▸ Source records:
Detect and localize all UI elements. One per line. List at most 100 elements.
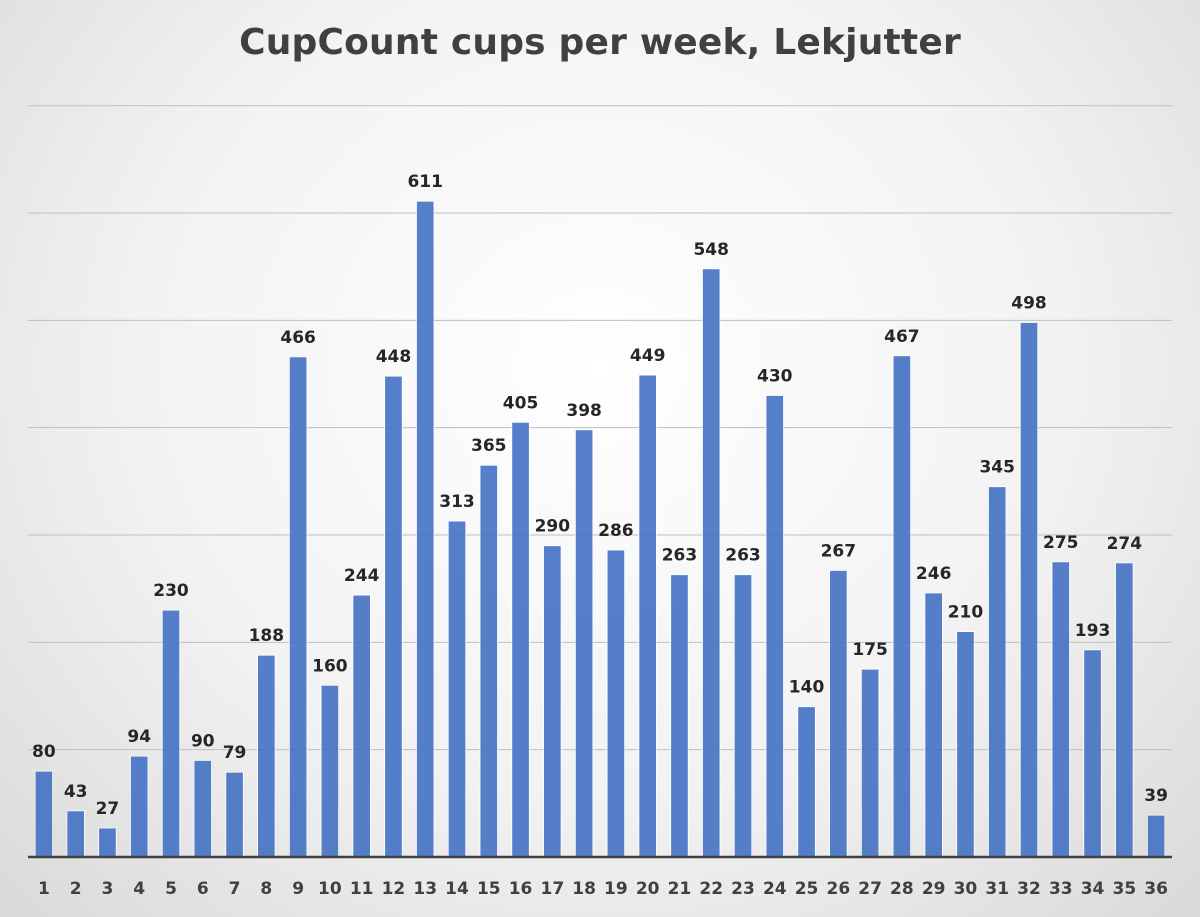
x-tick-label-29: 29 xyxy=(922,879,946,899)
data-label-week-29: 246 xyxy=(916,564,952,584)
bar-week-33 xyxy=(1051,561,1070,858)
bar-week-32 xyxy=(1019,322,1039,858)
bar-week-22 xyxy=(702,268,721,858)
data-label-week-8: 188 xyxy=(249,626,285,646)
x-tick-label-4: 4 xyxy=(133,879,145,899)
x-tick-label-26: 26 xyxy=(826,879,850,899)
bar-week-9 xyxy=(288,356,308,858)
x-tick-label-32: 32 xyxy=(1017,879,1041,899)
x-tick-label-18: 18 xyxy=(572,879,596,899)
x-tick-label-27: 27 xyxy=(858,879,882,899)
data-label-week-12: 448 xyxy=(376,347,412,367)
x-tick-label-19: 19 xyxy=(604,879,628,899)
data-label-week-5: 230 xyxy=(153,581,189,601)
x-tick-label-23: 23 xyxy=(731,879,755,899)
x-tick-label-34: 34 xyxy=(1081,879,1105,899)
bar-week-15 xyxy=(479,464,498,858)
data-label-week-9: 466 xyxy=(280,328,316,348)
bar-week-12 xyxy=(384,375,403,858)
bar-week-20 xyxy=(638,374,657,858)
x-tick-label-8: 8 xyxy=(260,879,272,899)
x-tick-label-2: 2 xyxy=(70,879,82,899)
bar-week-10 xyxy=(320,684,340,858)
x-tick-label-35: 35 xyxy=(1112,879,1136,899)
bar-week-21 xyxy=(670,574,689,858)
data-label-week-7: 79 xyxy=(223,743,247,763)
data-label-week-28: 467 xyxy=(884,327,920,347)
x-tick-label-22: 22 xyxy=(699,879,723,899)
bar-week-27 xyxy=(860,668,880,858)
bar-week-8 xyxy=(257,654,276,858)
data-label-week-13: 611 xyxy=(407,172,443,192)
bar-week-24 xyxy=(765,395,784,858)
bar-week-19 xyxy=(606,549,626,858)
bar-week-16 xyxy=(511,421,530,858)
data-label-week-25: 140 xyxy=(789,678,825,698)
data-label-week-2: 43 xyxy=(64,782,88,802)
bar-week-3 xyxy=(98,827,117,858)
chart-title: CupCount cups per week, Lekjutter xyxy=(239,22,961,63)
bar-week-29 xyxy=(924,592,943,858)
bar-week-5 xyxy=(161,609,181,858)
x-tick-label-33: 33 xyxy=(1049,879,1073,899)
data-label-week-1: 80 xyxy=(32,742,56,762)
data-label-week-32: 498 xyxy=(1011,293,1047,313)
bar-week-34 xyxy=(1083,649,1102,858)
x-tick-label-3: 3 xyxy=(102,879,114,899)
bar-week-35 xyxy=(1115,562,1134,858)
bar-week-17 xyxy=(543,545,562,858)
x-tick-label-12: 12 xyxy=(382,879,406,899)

▸ Directions: Please copy every line of the records above word for word, leaving out the pictures.

▸ Full answer:
Detect and localize all UI elements. One per line. List at most 100 elements.
x-tick-label-29: 29 xyxy=(922,879,946,899)
data-label-week-29: 246 xyxy=(916,564,952,584)
bar-week-33 xyxy=(1051,561,1070,858)
bar-week-32 xyxy=(1019,322,1039,858)
bar-week-22 xyxy=(702,268,721,858)
data-label-week-8: 188 xyxy=(249,626,285,646)
x-tick-label-4: 4 xyxy=(133,879,145,899)
x-tick-label-26: 26 xyxy=(826,879,850,899)
bar-week-9 xyxy=(288,356,308,858)
x-tick-label-32: 32 xyxy=(1017,879,1041,899)
x-tick-label-18: 18 xyxy=(572,879,596,899)
x-tick-label-27: 27 xyxy=(858,879,882,899)
data-label-week-12: 448 xyxy=(376,347,412,367)
x-tick-label-19: 19 xyxy=(604,879,628,899)
data-label-week-5: 230 xyxy=(153,581,189,601)
x-tick-label-23: 23 xyxy=(731,879,755,899)
x-tick-label-34: 34 xyxy=(1081,879,1105,899)
bar-week-15 xyxy=(479,464,498,858)
data-label-week-9: 466 xyxy=(280,328,316,348)
bar-week-12 xyxy=(384,375,403,858)
bar-week-20 xyxy=(638,374,657,858)
x-tick-label-8: 8 xyxy=(260,879,272,899)
x-tick-label-2: 2 xyxy=(70,879,82,899)
bar-week-10 xyxy=(320,684,340,858)
x-tick-label-35: 35 xyxy=(1112,879,1136,899)
bar-week-21 xyxy=(670,574,689,858)
data-label-week-7: 79 xyxy=(223,743,247,763)
data-label-week-28: 467 xyxy=(884,327,920,347)
x-tick-label-22: 22 xyxy=(699,879,723,899)
bar-week-27 xyxy=(860,668,880,858)
bar-week-8 xyxy=(257,654,276,858)
data-label-week-13: 611 xyxy=(407,172,443,192)
bar-week-24 xyxy=(765,395,784,858)
bar-week-19 xyxy=(606,549,626,858)
bar-week-16 xyxy=(511,421,530,858)
data-label-week-25: 140 xyxy=(789,678,825,698)
data-label-week-2: 43 xyxy=(64,782,88,802)
bar-week-3 xyxy=(98,827,117,858)
chart-title: CupCount cups per week, Lekjutter xyxy=(239,22,961,63)
bar-week-29 xyxy=(924,592,943,858)
bar-week-5 xyxy=(161,609,181,858)
x-tick-label-33: 33 xyxy=(1049,879,1073,899)
data-label-week-1: 80 xyxy=(32,742,56,762)
data-label-week-32: 498 xyxy=(1011,293,1047,313)
bar-week-34 xyxy=(1083,649,1102,858)
x-tick-label-3: 3 xyxy=(102,879,114,899)
bar-week-35 xyxy=(1115,562,1134,858)
bar-week-17 xyxy=(543,545,562,858)
x-tick-label-12: 12 xyxy=(382,879,406,899)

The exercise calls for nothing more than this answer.